**Task:** Copy out the listing that follows exactly, dropping every picture.

--- Begin ---

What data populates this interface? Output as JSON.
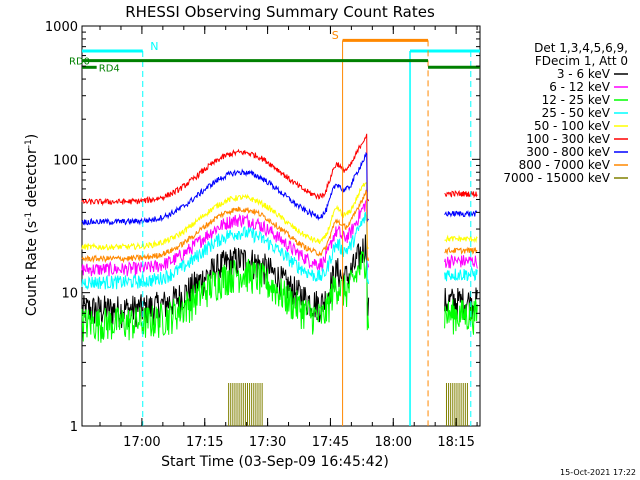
{
  "chart_data": {
    "type": "line",
    "title": "RHESSI Observing Summary Count Rates",
    "xlabel": "Start Time (03-Sep-09 16:45:42)",
    "ylabel_main": "Count Rate (s",
    "ylabel_sup": "-1",
    "ylabel_rest": " detector",
    "ylabel_end": ")",
    "y_scale": "log",
    "ylim": [
      1,
      1000
    ],
    "xlim_minutes": [
      0,
      95
    ],
    "y_ticks": [
      {
        "value": 1,
        "label": "1"
      },
      {
        "value": 10,
        "label": "10"
      },
      {
        "value": 100,
        "label": "100"
      },
      {
        "value": 1000,
        "label": "1000"
      }
    ],
    "x_ticks": [
      {
        "minute": 14.3,
        "label": "17:00"
      },
      {
        "minute": 29.3,
        "label": "17:15"
      },
      {
        "minute": 44.3,
        "label": "17:30"
      },
      {
        "minute": 59.3,
        "label": "17:45"
      },
      {
        "minute": 74.3,
        "label": "18:00"
      },
      {
        "minute": 89.3,
        "label": "18:15"
      }
    ],
    "legend_header": [
      "Det 1,3,4,5,6,9,",
      "FDecim 1, Att 0"
    ],
    "series": [
      {
        "name": "3 - 6 keV",
        "color": "#000000",
        "level": 7.5
      },
      {
        "name": "6 - 12 keV",
        "color": "#ff00ff",
        "level": 15
      },
      {
        "name": "12 - 25 keV",
        "color": "#00ff00",
        "level": 6
      },
      {
        "name": "25 - 50 keV",
        "color": "#00ffff",
        "level": 12
      },
      {
        "name": "50 - 100 keV",
        "color": "#ffff00",
        "level": 22
      },
      {
        "name": "100 - 300 keV",
        "color": "#ff0000",
        "level": 48
      },
      {
        "name": "300 - 800 keV",
        "color": "#0000ff",
        "level": 34
      },
      {
        "name": "800 - 7000 keV",
        "color": "#ff8800",
        "level": 18
      },
      {
        "name": "7000 - 15000 keV",
        "color": "#808000",
        "level": 1.5
      }
    ],
    "flags": {
      "N_label": "N",
      "S_label": "S",
      "RD0_label": "RD0",
      "RD4_label": "RD4"
    },
    "timestamp": "15-Oct-2021 17:22"
  }
}
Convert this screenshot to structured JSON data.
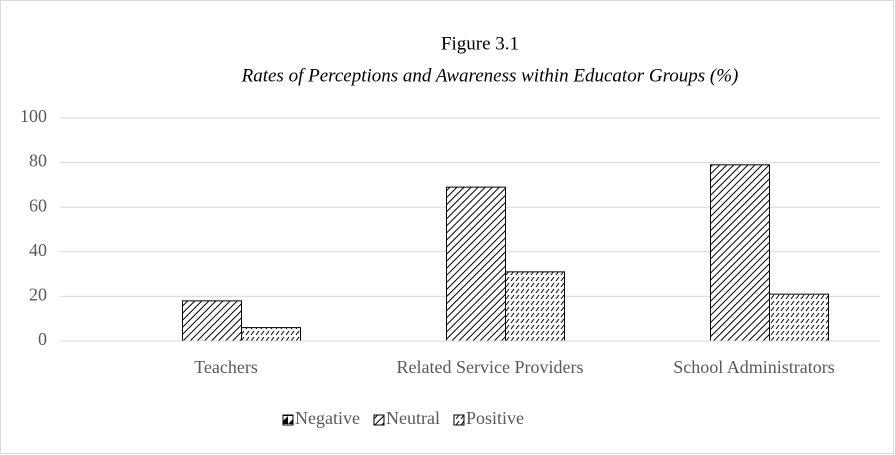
{
  "chart_data": {
    "type": "bar",
    "title": "Figure 3.1",
    "subtitle": "Rates of Perceptions and Awareness within Educator Groups (%)",
    "categories": [
      "Teachers",
      "Related Service Providers",
      "School Administrators"
    ],
    "series": [
      {
        "name": "Negative",
        "values": [
          0,
          0,
          0
        ]
      },
      {
        "name": "Neutral",
        "values": [
          18,
          69,
          79
        ]
      },
      {
        "name": "Positive",
        "values": [
          6,
          31,
          21
        ]
      }
    ],
    "ylim": [
      0,
      100
    ],
    "yticks": [
      0,
      20,
      40,
      60,
      80,
      100
    ],
    "grid": true,
    "legend": "bottom"
  }
}
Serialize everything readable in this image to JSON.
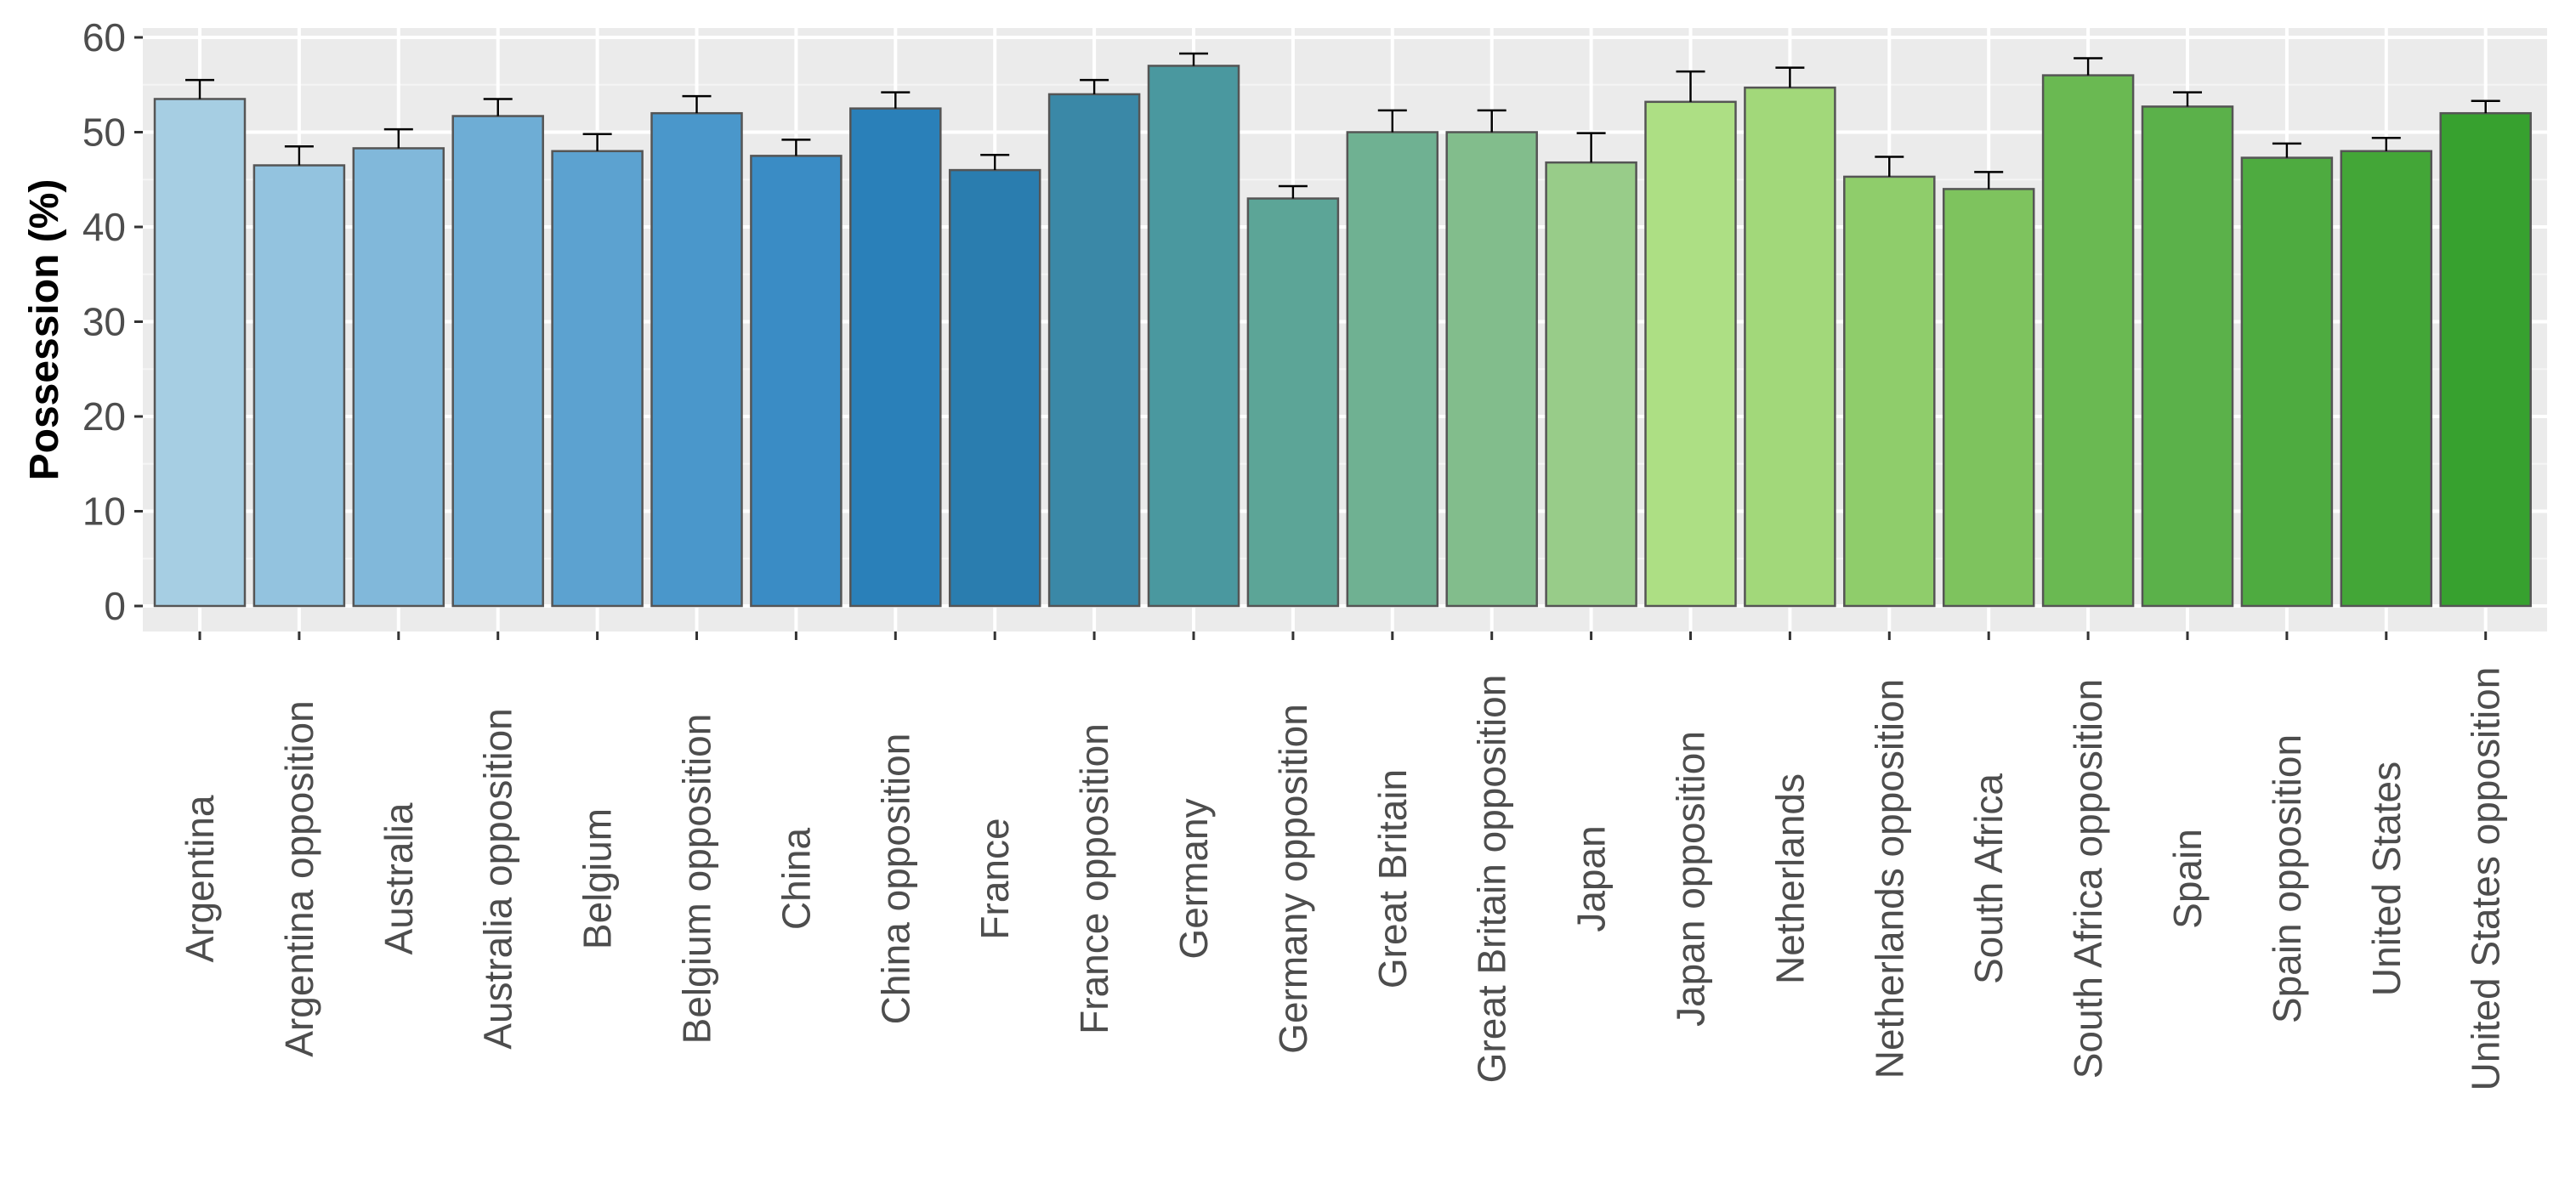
{
  "chart_data": {
    "type": "bar",
    "title": "",
    "xlabel": "",
    "ylabel": "Possession (%)",
    "ylim": [
      0,
      61
    ],
    "yticks": [
      0,
      10,
      20,
      30,
      40,
      50,
      60
    ],
    "grid": true,
    "error_bars": true,
    "categories": [
      "Argentina",
      "Argentina opposition",
      "Australia",
      "Australia opposition",
      "Belgium",
      "Belgium opposition",
      "China",
      "China opposition",
      "France",
      "France opposition",
      "Germany",
      "Germany opposition",
      "Great Britain",
      "Great Britain opposition",
      "Japan",
      "Japan opposition",
      "Netherlands",
      "Netherlands opposition",
      "South Africa",
      "South Africa opposition",
      "Spain",
      "Spain opposition",
      "United States",
      "United States opposition"
    ],
    "values": [
      53.5,
      46.5,
      48.3,
      51.7,
      48.0,
      52.0,
      47.5,
      52.5,
      46.0,
      54.0,
      57.0,
      43.0,
      50.0,
      50.0,
      46.8,
      53.2,
      54.7,
      45.3,
      44.0,
      56.0,
      52.7,
      47.3,
      48.0,
      52.0
    ],
    "error_upper": [
      55.5,
      48.5,
      50.3,
      53.5,
      49.8,
      53.8,
      49.2,
      54.2,
      47.6,
      55.5,
      58.3,
      44.3,
      52.3,
      52.3,
      49.9,
      56.4,
      56.8,
      47.4,
      45.8,
      57.8,
      54.2,
      48.8,
      49.4,
      53.3
    ],
    "colors": [
      "#a6cee3",
      "#93c3df",
      "#81b8da",
      "#6eadd5",
      "#5ca2d0",
      "#4a97cb",
      "#3a8cc5",
      "#2a80b9",
      "#2a7daf",
      "#3a88a7",
      "#4a989f",
      "#5ca597",
      "#6fb192",
      "#82bd8c",
      "#98cc89",
      "#add f84",
      "#a2d87a",
      "#8fcd6b",
      "#7ec35e",
      "#6ab952",
      "#5bb14a",
      "#4eab40",
      "#43a637",
      "#37a12f"
    ]
  }
}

--- End ---

**Completed exercise:**
What data populates this interface? Output as JSON.
{
  "chart_data": {
    "type": "line",
    "title": "RHESSI Observing Summary Count Rates",
    "xlabel": "Start Time (03-Sep-09 16:45:42)",
    "ylabel_main": "Count Rate (s",
    "ylabel_sup": "-1",
    "ylabel_rest": " detector",
    "ylabel_end": ")",
    "y_scale": "log",
    "ylim": [
      1,
      1000
    ],
    "xlim_minutes": [
      0,
      95
    ],
    "y_ticks": [
      {
        "value": 1,
        "label": "1"
      },
      {
        "value": 10,
        "label": "10"
      },
      {
        "value": 100,
        "label": "100"
      },
      {
        "value": 1000,
        "label": "1000"
      }
    ],
    "x_ticks": [
      {
        "minute": 14.3,
        "label": "17:00"
      },
      {
        "minute": 29.3,
        "label": "17:15"
      },
      {
        "minute": 44.3,
        "label": "17:30"
      },
      {
        "minute": 59.3,
        "label": "17:45"
      },
      {
        "minute": 74.3,
        "label": "18:00"
      },
      {
        "minute": 89.3,
        "label": "18:15"
      }
    ],
    "legend_header": [
      "Det 1,3,4,5,6,9,",
      "FDecim 1, Att 0"
    ],
    "series": [
      {
        "name": "3 - 6 keV",
        "color": "#000000",
        "level": 7.5
      },
      {
        "name": "6 - 12 keV",
        "color": "#ff00ff",
        "level": 15
      },
      {
        "name": "12 - 25 keV",
        "color": "#00ff00",
        "level": 6
      },
      {
        "name": "25 - 50 keV",
        "color": "#00ffff",
        "level": 12
      },
      {
        "name": "50 - 100 keV",
        "color": "#ffff00",
        "level": 22
      },
      {
        "name": "100 - 300 keV",
        "color": "#ff0000",
        "level": 48
      },
      {
        "name": "300 - 800 keV",
        "color": "#0000ff",
        "level": 34
      },
      {
        "name": "800 - 7000 keV",
        "color": "#ff8800",
        "level": 18
      },
      {
        "name": "7000 - 15000 keV",
        "color": "#808000",
        "level": 1.5
      }
    ],
    "flags": {
      "N_label": "N",
      "S_label": "S",
      "RD0_label": "RD0",
      "RD4_label": "RD4"
    },
    "timestamp": "15-Oct-2021 17:22"
  }
}
Convert this screenshot to structured JSON data.
{
  "chart_data": {
    "type": "bar",
    "title": "Figure 3.1",
    "subtitle": "Rates of Perceptions and Awareness within Educator Groups (%)",
    "categories": [
      "Teachers",
      "Related Service Providers",
      "School Administrators"
    ],
    "series": [
      {
        "name": "Negative",
        "values": [
          0,
          0,
          0
        ]
      },
      {
        "name": "Neutral",
        "values": [
          18,
          69,
          79
        ]
      },
      {
        "name": "Positive",
        "values": [
          6,
          31,
          21
        ]
      }
    ],
    "ylim": [
      0,
      100
    ],
    "yticks": [
      0,
      20,
      40,
      60,
      80,
      100
    ],
    "grid": true,
    "legend": "bottom"
  }
}
Serialize everything readable in this image to JSON.
{
  "chart_data": {
    "type": "bar",
    "title": "",
    "xlabel": "",
    "ylabel": "Possession (%)",
    "ylim": [
      0,
      61
    ],
    "yticks": [
      0,
      10,
      20,
      30,
      40,
      50,
      60
    ],
    "grid": true,
    "error_bars": true,
    "categories": [
      "Argentina",
      "Argentina opposition",
      "Australia",
      "Australia opposition",
      "Belgium",
      "Belgium opposition",
      "China",
      "China opposition",
      "France",
      "France opposition",
      "Germany",
      "Germany opposition",
      "Great Britain",
      "Great Britain opposition",
      "Japan",
      "Japan opposition",
      "Netherlands",
      "Netherlands opposition",
      "South Africa",
      "South Africa opposition",
      "Spain",
      "Spain opposition",
      "United States",
      "United States opposition"
    ],
    "values": [
      53.5,
      46.5,
      48.3,
      51.7,
      48.0,
      52.0,
      47.5,
      52.5,
      46.0,
      54.0,
      57.0,
      43.0,
      50.0,
      50.0,
      46.8,
      53.2,
      54.7,
      45.3,
      44.0,
      56.0,
      52.7,
      47.3,
      48.0,
      52.0
    ],
    "error_upper": [
      55.5,
      48.5,
      50.3,
      53.5,
      49.8,
      53.8,
      49.2,
      54.2,
      47.6,
      55.5,
      58.3,
      44.3,
      52.3,
      52.3,
      49.9,
      56.4,
      56.8,
      47.4,
      45.8,
      57.8,
      54.2,
      48.8,
      49.4,
      53.3
    ],
    "colors": [
      "#a6cee3",
      "#93c3df",
      "#81b8da",
      "#6eadd5",
      "#5ca2d0",
      "#4a97cb",
      "#3a8cc5",
      "#2a80b9",
      "#2a7daf",
      "#3a88a7",
      "#4a989f",
      "#5ca597",
      "#6fb192",
      "#82bd8c",
      "#98cc89",
      "#add f84",
      "#a2d87a",
      "#8fcd6b",
      "#7ec35e",
      "#6ab952",
      "#5bb14a",
      "#4eab40",
      "#43a637",
      "#37a12f"
    ]
  }
}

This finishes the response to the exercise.